# [Task brief]
Return the complete listing that follows, with each line reproduced exactly.
··· Excerpted data ···
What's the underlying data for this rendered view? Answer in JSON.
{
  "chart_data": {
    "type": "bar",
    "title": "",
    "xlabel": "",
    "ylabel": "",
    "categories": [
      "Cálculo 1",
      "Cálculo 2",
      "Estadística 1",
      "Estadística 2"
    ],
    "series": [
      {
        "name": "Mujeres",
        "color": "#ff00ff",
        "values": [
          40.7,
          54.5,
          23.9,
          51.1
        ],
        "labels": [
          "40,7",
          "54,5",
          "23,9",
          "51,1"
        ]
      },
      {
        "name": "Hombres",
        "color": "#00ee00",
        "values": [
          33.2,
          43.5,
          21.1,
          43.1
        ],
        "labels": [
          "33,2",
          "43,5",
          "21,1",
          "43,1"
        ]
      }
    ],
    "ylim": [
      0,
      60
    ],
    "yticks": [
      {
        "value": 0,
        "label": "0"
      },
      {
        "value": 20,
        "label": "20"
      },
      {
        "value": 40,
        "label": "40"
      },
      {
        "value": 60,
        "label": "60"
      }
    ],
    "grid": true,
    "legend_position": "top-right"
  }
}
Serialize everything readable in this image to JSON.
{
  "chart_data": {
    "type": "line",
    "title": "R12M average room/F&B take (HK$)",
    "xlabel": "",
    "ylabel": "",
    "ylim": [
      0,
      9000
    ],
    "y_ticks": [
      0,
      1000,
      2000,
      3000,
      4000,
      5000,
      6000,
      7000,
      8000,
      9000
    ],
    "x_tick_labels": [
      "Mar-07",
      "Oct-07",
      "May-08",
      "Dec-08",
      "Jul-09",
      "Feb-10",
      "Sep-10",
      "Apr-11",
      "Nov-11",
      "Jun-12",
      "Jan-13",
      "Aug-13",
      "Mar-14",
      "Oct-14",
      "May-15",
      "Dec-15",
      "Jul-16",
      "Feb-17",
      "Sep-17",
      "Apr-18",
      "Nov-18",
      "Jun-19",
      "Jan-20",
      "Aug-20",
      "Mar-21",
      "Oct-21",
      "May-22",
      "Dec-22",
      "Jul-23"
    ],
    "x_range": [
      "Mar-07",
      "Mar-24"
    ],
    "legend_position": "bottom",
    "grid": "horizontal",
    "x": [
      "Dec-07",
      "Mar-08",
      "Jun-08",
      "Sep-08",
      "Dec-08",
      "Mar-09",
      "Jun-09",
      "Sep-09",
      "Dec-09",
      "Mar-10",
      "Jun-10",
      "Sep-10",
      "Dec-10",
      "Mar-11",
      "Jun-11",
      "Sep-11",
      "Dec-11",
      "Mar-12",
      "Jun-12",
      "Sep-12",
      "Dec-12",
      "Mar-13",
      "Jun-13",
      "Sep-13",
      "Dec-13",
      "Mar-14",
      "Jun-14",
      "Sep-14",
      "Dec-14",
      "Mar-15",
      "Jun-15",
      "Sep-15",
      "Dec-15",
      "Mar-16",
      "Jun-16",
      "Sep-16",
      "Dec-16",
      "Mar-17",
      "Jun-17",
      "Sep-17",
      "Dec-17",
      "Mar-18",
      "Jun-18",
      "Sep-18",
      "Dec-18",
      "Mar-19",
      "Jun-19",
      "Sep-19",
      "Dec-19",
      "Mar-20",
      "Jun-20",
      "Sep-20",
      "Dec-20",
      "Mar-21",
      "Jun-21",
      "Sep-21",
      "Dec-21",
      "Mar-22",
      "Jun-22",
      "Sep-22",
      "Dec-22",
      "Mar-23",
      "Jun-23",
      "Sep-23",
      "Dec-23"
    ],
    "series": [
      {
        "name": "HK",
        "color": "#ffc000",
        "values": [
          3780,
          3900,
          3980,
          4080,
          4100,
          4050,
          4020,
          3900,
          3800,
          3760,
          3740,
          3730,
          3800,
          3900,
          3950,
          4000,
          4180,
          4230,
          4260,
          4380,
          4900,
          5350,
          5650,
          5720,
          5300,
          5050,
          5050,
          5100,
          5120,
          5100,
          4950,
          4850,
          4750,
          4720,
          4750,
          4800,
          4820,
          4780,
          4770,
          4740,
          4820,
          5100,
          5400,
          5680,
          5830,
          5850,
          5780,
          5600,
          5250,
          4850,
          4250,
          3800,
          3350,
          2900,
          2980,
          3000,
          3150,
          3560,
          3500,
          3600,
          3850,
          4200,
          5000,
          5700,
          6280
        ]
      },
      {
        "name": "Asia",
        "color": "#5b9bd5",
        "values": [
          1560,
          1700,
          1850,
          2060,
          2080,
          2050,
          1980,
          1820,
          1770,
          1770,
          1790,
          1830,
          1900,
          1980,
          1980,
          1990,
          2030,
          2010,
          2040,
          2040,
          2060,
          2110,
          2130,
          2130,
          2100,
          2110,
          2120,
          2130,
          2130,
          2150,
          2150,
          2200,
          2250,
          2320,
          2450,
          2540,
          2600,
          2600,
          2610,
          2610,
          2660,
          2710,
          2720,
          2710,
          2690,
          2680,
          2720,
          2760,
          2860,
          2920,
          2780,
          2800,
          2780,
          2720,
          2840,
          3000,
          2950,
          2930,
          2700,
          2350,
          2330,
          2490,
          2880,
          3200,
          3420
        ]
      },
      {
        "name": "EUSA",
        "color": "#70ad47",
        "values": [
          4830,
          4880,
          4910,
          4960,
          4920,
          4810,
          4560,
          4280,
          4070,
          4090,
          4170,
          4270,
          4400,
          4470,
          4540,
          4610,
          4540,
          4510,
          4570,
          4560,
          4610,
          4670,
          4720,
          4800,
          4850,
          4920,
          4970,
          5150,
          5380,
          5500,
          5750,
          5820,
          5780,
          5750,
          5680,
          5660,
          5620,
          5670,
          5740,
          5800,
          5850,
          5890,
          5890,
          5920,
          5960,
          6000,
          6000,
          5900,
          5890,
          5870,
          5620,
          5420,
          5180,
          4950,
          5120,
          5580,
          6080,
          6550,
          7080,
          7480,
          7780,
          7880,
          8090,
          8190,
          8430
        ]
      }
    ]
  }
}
···
# [Solved problem]
What's the underlying data for this rendered view? Answer in JSON.
{
  "chart_data": {
    "type": "bar",
    "title": "",
    "xlabel": "",
    "ylabel": "",
    "categories": [
      "Cálculo 1",
      "Cálculo 2",
      "Estadística 1",
      "Estadística 2"
    ],
    "series": [
      {
        "name": "Mujeres",
        "color": "#ff00ff",
        "values": [
          40.7,
          54.5,
          23.9,
          51.1
        ],
        "labels": [
          "40,7",
          "54,5",
          "23,9",
          "51,1"
        ]
      },
      {
        "name": "Hombres",
        "color": "#00ee00",
        "values": [
          33.2,
          43.5,
          21.1,
          43.1
        ],
        "labels": [
          "33,2",
          "43,5",
          "21,1",
          "43,1"
        ]
      }
    ],
    "ylim": [
      0,
      60
    ],
    "yticks": [
      {
        "value": 0,
        "label": "0"
      },
      {
        "value": 20,
        "label": "20"
      },
      {
        "value": 40,
        "label": "40"
      },
      {
        "value": 60,
        "label": "60"
      }
    ],
    "grid": true,
    "legend_position": "top-right"
  }
}
Serialize everything readable in this image to JSON.
{
  "chart_data": {
    "type": "line",
    "title": "R12M average room/F&B take (HK$)",
    "xlabel": "",
    "ylabel": "",
    "ylim": [
      0,
      9000
    ],
    "y_ticks": [
      0,
      1000,
      2000,
      3000,
      4000,
      5000,
      6000,
      7000,
      8000,
      9000
    ],
    "x_tick_labels": [
      "Mar-07",
      "Oct-07",
      "May-08",
      "Dec-08",
      "Jul-09",
      "Feb-10",
      "Sep-10",
      "Apr-11",
      "Nov-11",
      "Jun-12",
      "Jan-13",
      "Aug-13",
      "Mar-14",
      "Oct-14",
      "May-15",
      "Dec-15",
      "Jul-16",
      "Feb-17",
      "Sep-17",
      "Apr-18",
      "Nov-18",
      "Jun-19",
      "Jan-20",
      "Aug-20",
      "Mar-21",
      "Oct-21",
      "May-22",
      "Dec-22",
      "Jul-23"
    ],
    "x_range": [
      "Mar-07",
      "Mar-24"
    ],
    "legend_position": "bottom",
    "grid": "horizontal",
    "x": [
      "Dec-07",
      "Mar-08",
      "Jun-08",
      "Sep-08",
      "Dec-08",
      "Mar-09",
      "Jun-09",
      "Sep-09",
      "Dec-09",
      "Mar-10",
      "Jun-10",
      "Sep-10",
      "Dec-10",
      "Mar-11",
      "Jun-11",
      "Sep-11",
      "Dec-11",
      "Mar-12",
      "Jun-12",
      "Sep-12",
      "Dec-12",
      "Mar-13",
      "Jun-13",
      "Sep-13",
      "Dec-13",
      "Mar-14",
      "Jun-14",
      "Sep-14",
      "Dec-14",
      "Mar-15",
      "Jun-15",
      "Sep-15",
      "Dec-15",
      "Mar-16",
      "Jun-16",
      "Sep-16",
      "Dec-16",
      "Mar-17",
      "Jun-17",
      "Sep-17",
      "Dec-17",
      "Mar-18",
      "Jun-18",
      "Sep-18",
      "Dec-18",
      "Mar-19",
      "Jun-19",
      "Sep-19",
      "Dec-19",
      "Mar-20",
      "Jun-20",
      "Sep-20",
      "Dec-20",
      "Mar-21",
      "Jun-21",
      "Sep-21",
      "Dec-21",
      "Mar-22",
      "Jun-22",
      "Sep-22",
      "Dec-22",
      "Mar-23",
      "Jun-23",
      "Sep-23",
      "Dec-23"
    ],
    "series": [
      {
        "name": "HK",
        "color": "#ffc000",
        "values": [
          3780,
          3900,
          3980,
          4080,
          4100,
          4050,
          4020,
          3900,
          3800,
          3760,
          3740,
          3730,
          3800,
          3900,
          3950,
          4000,
          4180,
          4230,
          4260,
          4380,
          4900,
          5350,
          5650,
          5720,
          5300,
          5050,
          5050,
          5100,
          5120,
          5100,
          4950,
          4850,
          4750,
          4720,
          4750,
          4800,
          4820,
          4780,
          4770,
          4740,
          4820,
          5100,
          5400,
          5680,
          5830,
          5850,
          5780,
          5600,
          5250,
          4850,
          4250,
          3800,
          3350,
          2900,
          2980,
          3000,
          3150,
          3560,
          3500,
          3600,
          3850,
          4200,
          5000,
          5700,
          6280
        ]
      },
      {
        "name": "Asia",
        "color": "#5b9bd5",
        "values": [
          1560,
          1700,
          1850,
          2060,
          2080,
          2050,
          1980,
          1820,
          1770,
          1770,
          1790,
          1830,
          1900,
          1980,
          1980,
          1990,
          2030,
          2010,
          2040,
          2040,
          2060,
          2110,
          2130,
          2130,
          2100,
          2110,
          2120,
          2130,
          2130,
          2150,
          2150,
          2200,
          2250,
          2320,
          2450,
          2540,
          2600,
          2600,
          2610,
          2610,
          2660,
          2710,
          2720,
          2710,
          2690,
          2680,
          2720,
          2760,
          2860,
          2920,
          2780,
          2800,
          2780,
          2720,
          2840,
          3000,
          2950,
          2930,
          2700,
          2350,
          2330,
          2490,
          2880,
          3200,
          3420
        ]
      },
      {
        "name": "EUSA",
        "color": "#70ad47",
        "values": [
          4830,
          4880,
          4910,
          4960,
          4920,
          4810,
          4560,
          4280,
          4070,
          4090,
          4170,
          4270,
          4400,
          4470,
          4540,
          4610,
          4540,
          4510,
          4570,
          4560,
          4610,
          4670,
          4720,
          4800,
          4850,
          4920,
          4970,
          5150,
          5380,
          5500,
          5750,
          5820,
          5780,
          5750,
          5680,
          5660,
          5620,
          5670,
          5740,
          5800,
          5850,
          5890,
          5890,
          5920,
          5960,
          6000,
          6000,
          5900,
          5890,
          5870,
          5620,
          5420,
          5180,
          4950,
          5120,
          5580,
          6080,
          6550,
          7080,
          7480,
          7780,
          7880,
          8090,
          8190,
          8430
        ]
      }
    ]
  }
}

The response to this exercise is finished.